• Required work:
1. Answer these questions about the thread on the longest equally-spaced subsequence:
(a) How many integers does the person asking have?
(b) What time complexity does the dynamic-programming solution require?
(c) What technique does that solution say it does not use?
2. From the thread on the longest equally-spaced subsequence, extract the part that opens with the words "I have a million" and closes with "not use hashing.".

— start Text segment —

Longest equally-spaced subsequence

Question

I have a million integers in sorted order and I would like to find the longest subsequence where the difference between consecutive pairs is equal. For example

Answer 1

UPDATE: I've found a paper on this problem, you can download it here.

Here is a solution based on dynamic programming. It requires O(n^2) time complexity and O(n^2) space complexity, and does not use hashing.

We assume all numbers are saved in array a in ascending order, and n saves its length. 2D array l[i][j] defines length of longest equally-spaced subsequence ending with a[i] and a[j], and l[j][k] = l[i][j] + 1 if a[j] - a[i] = a[k] - a[j] (i < j < k).

lmax = 2
l = [[2 for i in xrange(n)] for j in xrange(n)]
for mid in xrange(n - 1):
    prev = mid - 1
    succ = mid + 1
    while (prev >= 0 and succ < n):
        if a[prev] + a[succ] < a[mid] * 2:
            succ += 1
        elif a[prev] + a[succ] > a[mid] * 2:
            prev -= 1
        else:
            l[mid][succ] = l[prev][mid] + 1
            lmax = max(lmax, l[mid][succ])
            prev -= 1
            succ += 1

print lmax

— end Text segment —
— start Data —

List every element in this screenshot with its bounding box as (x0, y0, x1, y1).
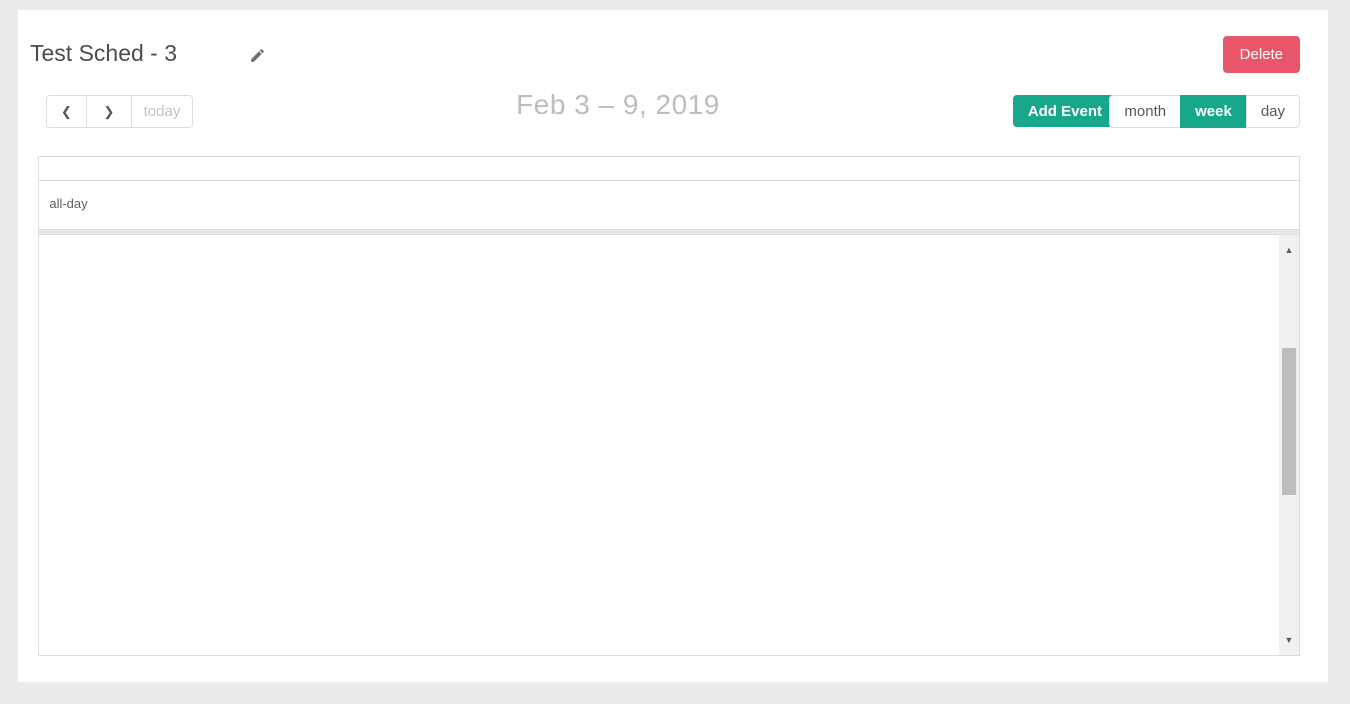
scrollbar[interactable]: ▲ ▼ (1279, 235, 1299, 655)
prev-button[interactable]: ❮ (46, 95, 87, 128)
view-switcher: month week day (1109, 95, 1300, 128)
chevron-left-icon: ❮ (61, 103, 72, 119)
date-range-title: Feb 3 – 9, 2019 (516, 89, 720, 120)
scrollbar-thumb[interactable] (1282, 348, 1296, 495)
all-day-row: all-day (39, 181, 1299, 229)
day-header-row (39, 157, 1299, 181)
calendar-nav: ❮ ❯ today (46, 95, 193, 128)
today-button[interactable]: today (131, 95, 193, 128)
axis-header-stub (39, 157, 98, 180)
scheduler-card: Test Sched - 3 Delete ❮ ❯ today Feb 3 – … (18, 10, 1328, 682)
delete-button[interactable]: Delete (1222, 36, 1300, 73)
scroll-up-icon[interactable]: ▲ (1284, 245, 1294, 255)
edit-title-button[interactable] (246, 46, 268, 68)
grid-divider (39, 229, 1299, 235)
time-grid: ▲ ▼ (39, 235, 1299, 655)
pencil-icon (249, 49, 266, 67)
view-button-day[interactable]: day (1245, 95, 1300, 128)
view-button-month[interactable]: month (1109, 95, 1182, 128)
chevron-right-icon: ❯ (103, 103, 115, 119)
next-button[interactable]: ❯ (86, 95, 132, 128)
view-button-week[interactable]: week (1180, 95, 1247, 128)
page-title: Test Sched - 3 (30, 40, 178, 66)
all-day-label: all-day (49, 196, 88, 211)
add-event-button[interactable]: Add Event (1012, 95, 1117, 127)
scroll-down-icon[interactable]: ▼ (1284, 635, 1294, 645)
calendar-grid: all-day ▲ ▼ (38, 156, 1300, 656)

— end Data —

• Answers for the tasks:
1.
(a) A million integers, in sorted order.
(b) O(n^2) time complexity.
(c) Hashing.

2.
I have a million integers in sorted order and I would like to find the longest subsequence where the difference between consecutive pairs is equal. For example

Answer 1

UPDATE: I've found a paper on this problem, you can download it here.

Here is a solution based on dynamic programming. It requires O(n^2) time complexity and O(n^2) space complexity, and does not use hashing.